Requirement: Each line of the material must be returned exactly.

Data provided:
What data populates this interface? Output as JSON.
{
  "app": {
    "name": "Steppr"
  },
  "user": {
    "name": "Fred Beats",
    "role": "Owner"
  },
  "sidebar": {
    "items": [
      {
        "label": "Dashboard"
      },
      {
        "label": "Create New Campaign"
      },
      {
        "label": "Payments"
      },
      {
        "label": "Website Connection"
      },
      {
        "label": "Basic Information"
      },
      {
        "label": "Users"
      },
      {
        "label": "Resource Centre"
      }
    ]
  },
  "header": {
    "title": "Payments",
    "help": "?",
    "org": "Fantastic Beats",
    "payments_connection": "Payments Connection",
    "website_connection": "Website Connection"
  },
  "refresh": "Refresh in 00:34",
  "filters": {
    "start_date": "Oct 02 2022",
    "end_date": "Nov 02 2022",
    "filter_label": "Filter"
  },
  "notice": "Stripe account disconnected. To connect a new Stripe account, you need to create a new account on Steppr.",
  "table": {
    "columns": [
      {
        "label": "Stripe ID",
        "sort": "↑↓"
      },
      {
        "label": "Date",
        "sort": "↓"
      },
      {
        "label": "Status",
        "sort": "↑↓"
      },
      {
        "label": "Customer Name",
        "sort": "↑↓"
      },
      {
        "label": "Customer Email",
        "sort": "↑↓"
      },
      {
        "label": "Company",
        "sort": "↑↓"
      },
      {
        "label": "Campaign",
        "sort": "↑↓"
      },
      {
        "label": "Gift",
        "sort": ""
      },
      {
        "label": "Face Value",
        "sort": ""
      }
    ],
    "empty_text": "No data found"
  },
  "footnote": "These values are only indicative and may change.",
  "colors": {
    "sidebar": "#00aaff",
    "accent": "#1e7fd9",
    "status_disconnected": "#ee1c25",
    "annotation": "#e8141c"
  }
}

Written answer:
What data populates this interface? Output as JSON.
{
  "app": {
    "name": "Steppr"
  },
  "user": {
    "name": "Fred Beats",
    "role": "Owner"
  },
  "sidebar": {
    "items": [
      {
        "label": "Dashboard"
      },
      {
        "label": "Create New Campaign"
      },
      {
        "label": "Payments"
      },
      {
        "label": "Website Connection"
      },
      {
        "label": "Basic Information"
      },
      {
        "label": "Users"
      },
      {
        "label": "Resource Centre"
      }
    ]
  },
  "header": {
    "title": "Payments",
    "help": "?",
    "org": "Fantastic Beats",
    "payments_connection": "Payments Connection",
    "website_connection": "Website Connection"
  },
  "refresh": "Refresh in 00:34",
  "filters": {
    "start_date": "Oct 02 2022",
    "end_date": "Nov 02 2022",
    "filter_label": "Filter"
  },
  "notice": "Stripe account disconnected. To connect a new Stripe account, you need to create a new account on Steppr.",
  "table": {
    "columns": [
      {
        "label": "Stripe ID",
        "sort": "↑↓"
      },
      {
        "label": "Date",
        "sort": "↓"
      },
      {
        "label": "Status",
        "sort": "↑↓"
      },
      {
        "label": "Customer Name",
        "sort": "↑↓"
      },
      {
        "label": "Customer Email",
        "sort": "↑↓"
      },
      {
        "label": "Company",
        "sort": "↑↓"
      },
      {
        "label": "Campaign",
        "sort": "↑↓"
      },
      {
        "label": "Gift",
        "sort": ""
      },
      {
        "label": "Face Value",
        "sort": ""
      }
    ],
    "empty_text": "No data found"
  },
  "footnote": "These values are only indicative and may change.",
  "colors": {
    "sidebar": "#00aaff",
    "accent": "#1e7fd9",
    "status_disconnected": "#ee1c25",
    "annotation": "#e8141c"
  }
}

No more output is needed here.